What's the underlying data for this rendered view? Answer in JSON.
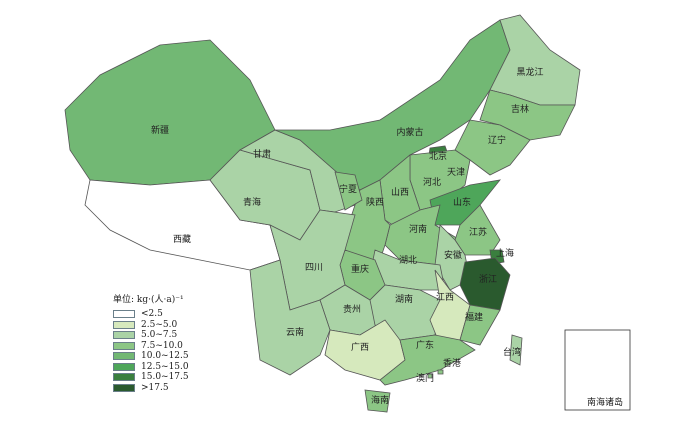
{
  "legend": {
    "title": "单位: kg·(人·a)⁻¹",
    "classes": [
      {
        "label": "<2.5",
        "color": "#ffffff"
      },
      {
        "label": "2.5~5.0",
        "color": "#d6e9bd"
      },
      {
        "label": "5.0~7.5",
        "color": "#aad3a6"
      },
      {
        "label": "7.5~10.0",
        "color": "#8cc685"
      },
      {
        "label": "10.0~12.5",
        "color": "#72b874"
      },
      {
        "label": "12.5~15.0",
        "color": "#4ea65a"
      },
      {
        "label": "15.0~17.5",
        "color": "#3a7f3e"
      },
      {
        "label": ">17.5",
        "color": "#2a5a2e"
      }
    ]
  },
  "provinces": [
    {
      "name": "新疆",
      "class": 4
    },
    {
      "name": "西藏",
      "class": 0
    },
    {
      "name": "青海",
      "class": 2
    },
    {
      "name": "甘肃",
      "class": 2
    },
    {
      "name": "内蒙古",
      "class": 4
    },
    {
      "name": "黑龙江",
      "class": 2
    },
    {
      "name": "吉林",
      "class": 3
    },
    {
      "name": "辽宁",
      "class": 3
    },
    {
      "name": "北京",
      "class": 6
    },
    {
      "name": "天津",
      "class": 4
    },
    {
      "name": "河北",
      "class": 3
    },
    {
      "name": "山西",
      "class": 3
    },
    {
      "name": "山东",
      "class": 5
    },
    {
      "name": "河南",
      "class": 3
    },
    {
      "name": "陕西",
      "class": 3
    },
    {
      "name": "宁夏",
      "class": 3
    },
    {
      "name": "江苏",
      "class": 3
    },
    {
      "name": "安徽",
      "class": 2
    },
    {
      "name": "上海",
      "class": 6
    },
    {
      "name": "浙江",
      "class": 7
    },
    {
      "name": "湖北",
      "class": 2
    },
    {
      "name": "重庆",
      "class": 3
    },
    {
      "name": "四川",
      "class": 2
    },
    {
      "name": "贵州",
      "class": 2
    },
    {
      "name": "云南",
      "class": 2
    },
    {
      "name": "湖南",
      "class": 2
    },
    {
      "name": "江西",
      "class": 1
    },
    {
      "name": "福建",
      "class": 3
    },
    {
      "name": "广西",
      "class": 1
    },
    {
      "name": "广东",
      "class": 3
    },
    {
      "name": "海南",
      "class": 3
    },
    {
      "name": "台湾",
      "class": 2
    },
    {
      "name": "香港",
      "class": 3
    },
    {
      "name": "澳门",
      "class": 3
    }
  ],
  "inset_label": "南海诸岛"
}
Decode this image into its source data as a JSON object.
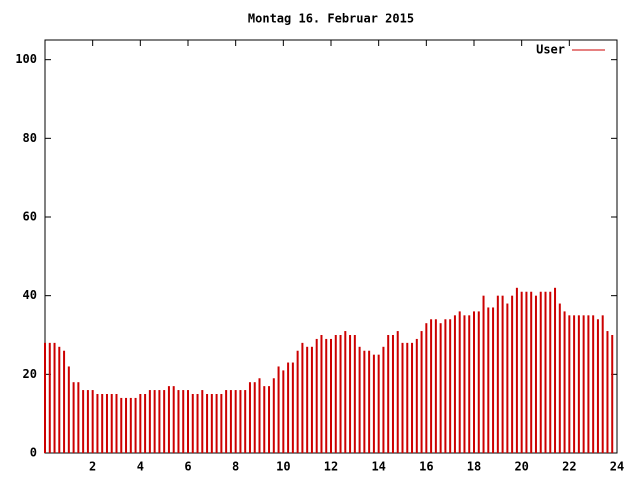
{
  "chart_data": {
    "type": "impulses",
    "title": "Montag 16. Februar 2015",
    "series": [
      {
        "name": "User",
        "color": "#cc0000",
        "x": [
          0,
          0.2,
          0.4,
          0.6,
          0.8,
          1,
          1.2,
          1.4,
          1.6,
          1.8,
          2,
          2.2,
          2.4,
          2.6,
          2.8,
          3,
          3.2,
          3.4,
          3.6,
          3.8,
          4,
          4.2,
          4.4,
          4.6,
          4.8,
          5,
          5.2,
          5.4,
          5.6,
          5.8,
          6,
          6.2,
          6.4,
          6.6,
          6.8,
          7,
          7.2,
          7.4,
          7.6,
          7.8,
          8,
          8.2,
          8.4,
          8.6,
          8.8,
          9,
          9.2,
          9.4,
          9.6,
          9.8,
          10,
          10.2,
          10.4,
          10.6,
          10.8,
          11,
          11.2,
          11.4,
          11.6,
          11.8,
          12,
          12.2,
          12.4,
          12.6,
          12.8,
          13,
          13.2,
          13.4,
          13.6,
          13.8,
          14,
          14.2,
          14.4,
          14.6,
          14.8,
          15,
          15.2,
          15.4,
          15.6,
          15.8,
          16,
          16.2,
          16.4,
          16.6,
          16.8,
          17,
          17.2,
          17.4,
          17.6,
          17.8,
          18,
          18.2,
          18.4,
          18.6,
          18.8,
          19,
          19.2,
          19.4,
          19.6,
          19.8,
          20,
          20.2,
          20.4,
          20.6,
          20.8,
          21,
          21.2,
          21.4,
          21.6,
          21.8,
          22,
          22.2,
          22.4,
          22.6,
          22.8,
          23,
          23.2,
          23.4,
          23.6,
          23.8
        ],
        "values": [
          28,
          28,
          28,
          27,
          26,
          22,
          18,
          18,
          16,
          16,
          16,
          15,
          15,
          15,
          15,
          15,
          14,
          14,
          14,
          14,
          15,
          15,
          16,
          16,
          16,
          16,
          17,
          17,
          16,
          16,
          16,
          15,
          15,
          16,
          15,
          15,
          15,
          15,
          16,
          16,
          16,
          16,
          16,
          18,
          18,
          19,
          17,
          17,
          19,
          22,
          21,
          23,
          23,
          26,
          28,
          27,
          27,
          29,
          30,
          29,
          29,
          30,
          30,
          31,
          30,
          30,
          27,
          26,
          26,
          25,
          25,
          27,
          30,
          30,
          31,
          28,
          28,
          28,
          29,
          31,
          33,
          34,
          34,
          33,
          34,
          34,
          35,
          36,
          35,
          35,
          36,
          36,
          40,
          37,
          37,
          40,
          40,
          38,
          40,
          42,
          41,
          41,
          41,
          40,
          41,
          41,
          41,
          42,
          38,
          36,
          35,
          35,
          35,
          35,
          35,
          35,
          34,
          35,
          31,
          30
        ]
      }
    ],
    "xlim": [
      0,
      24
    ],
    "xticks": [
      2,
      4,
      6,
      8,
      10,
      12,
      14,
      16,
      18,
      20,
      22,
      24
    ],
    "ylim": [
      0,
      105
    ],
    "yticks": [
      0,
      20,
      40,
      60,
      80,
      100
    ],
    "legend": "top-right"
  }
}
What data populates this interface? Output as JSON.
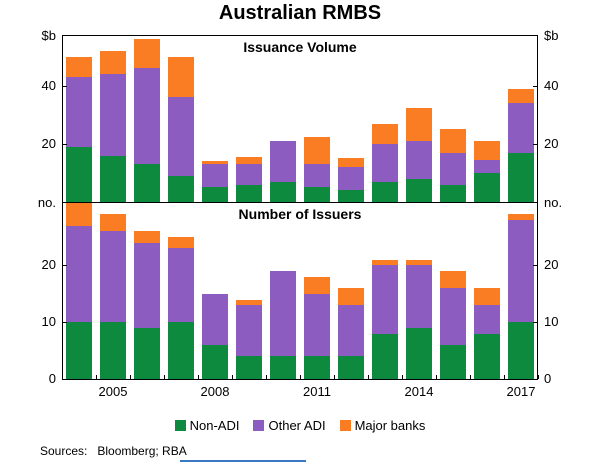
{
  "title": "Australian RMBS",
  "sources": "Sources:   Bloomberg; RBA",
  "decoration": {
    "color": "#3b78c3"
  },
  "legend": [
    {
      "label": "Non-ADI",
      "color": "#0d8a3e"
    },
    {
      "label": "Other ADI",
      "color": "#8c5cc0"
    },
    {
      "label": "Major banks",
      "color": "#fb7d23"
    }
  ],
  "chart_data": [
    {
      "type": "bar",
      "stacked": true,
      "panel_title": "Issuance Volume",
      "unit": "$b",
      "ylim": [
        0,
        57.5
      ],
      "yticks": [
        20,
        40
      ],
      "grid": false,
      "legend_position": "bottom",
      "x": [
        2004,
        2005,
        2006,
        2007,
        2008,
        2009,
        2010,
        2011,
        2012,
        2013,
        2014,
        2015,
        2016,
        2017
      ],
      "xtick_labels": [
        "2005",
        "2008",
        "2011",
        "2014",
        "2017"
      ],
      "series": [
        {
          "name": "Non-ADI",
          "values": [
            19,
            16,
            13,
            9,
            5,
            6,
            7,
            5,
            4,
            7,
            8,
            6,
            10,
            17
          ]
        },
        {
          "name": "Other ADI",
          "values": [
            24,
            28,
            33,
            27,
            8,
            7,
            14,
            8,
            8,
            13,
            13,
            11,
            4.5,
            17
          ]
        },
        {
          "name": "Major banks",
          "values": [
            7,
            8,
            10,
            14,
            1,
            2.5,
            0,
            9.5,
            3,
            7,
            11.5,
            8,
            6.5,
            5
          ]
        }
      ]
    },
    {
      "type": "bar",
      "stacked": true,
      "panel_title": "Number of Issuers",
      "unit": "no.",
      "ylim": [
        0,
        31
      ],
      "yticks": [
        0,
        10,
        20
      ],
      "grid": false,
      "legend_position": "bottom",
      "x": [
        2004,
        2005,
        2006,
        2007,
        2008,
        2009,
        2010,
        2011,
        2012,
        2013,
        2014,
        2015,
        2016,
        2017
      ],
      "xtick_labels": [
        "2005",
        "2008",
        "2011",
        "2014",
        "2017"
      ],
      "series": [
        {
          "name": "Non-ADI",
          "values": [
            10,
            10,
            9,
            10,
            6,
            4,
            4,
            4,
            4,
            8,
            9,
            6,
            8,
            10
          ]
        },
        {
          "name": "Other ADI",
          "values": [
            17,
            16,
            15,
            13,
            9,
            9,
            15,
            11,
            9,
            12,
            11,
            10,
            5,
            18
          ]
        },
        {
          "name": "Major banks",
          "values": [
            4,
            3,
            2,
            2,
            0,
            1,
            0,
            3,
            3,
            1,
            1,
            3,
            3,
            1
          ]
        }
      ]
    }
  ]
}
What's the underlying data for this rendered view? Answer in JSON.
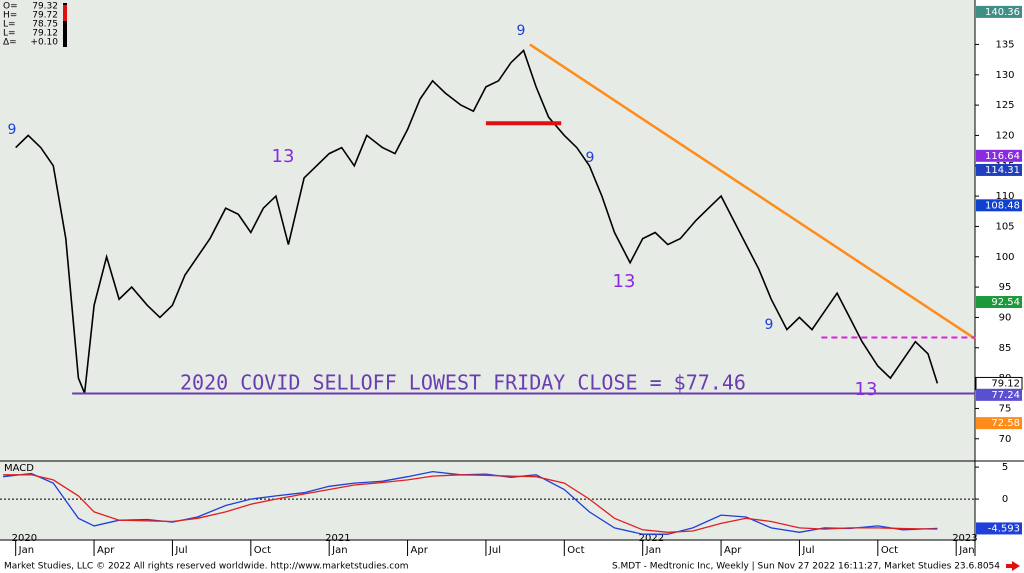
= = = =
INSTRUCTION. Determine the number of lines in the listing that hold the word "this", and supply that number and nothing further.

FINISHED EXERCISE. 4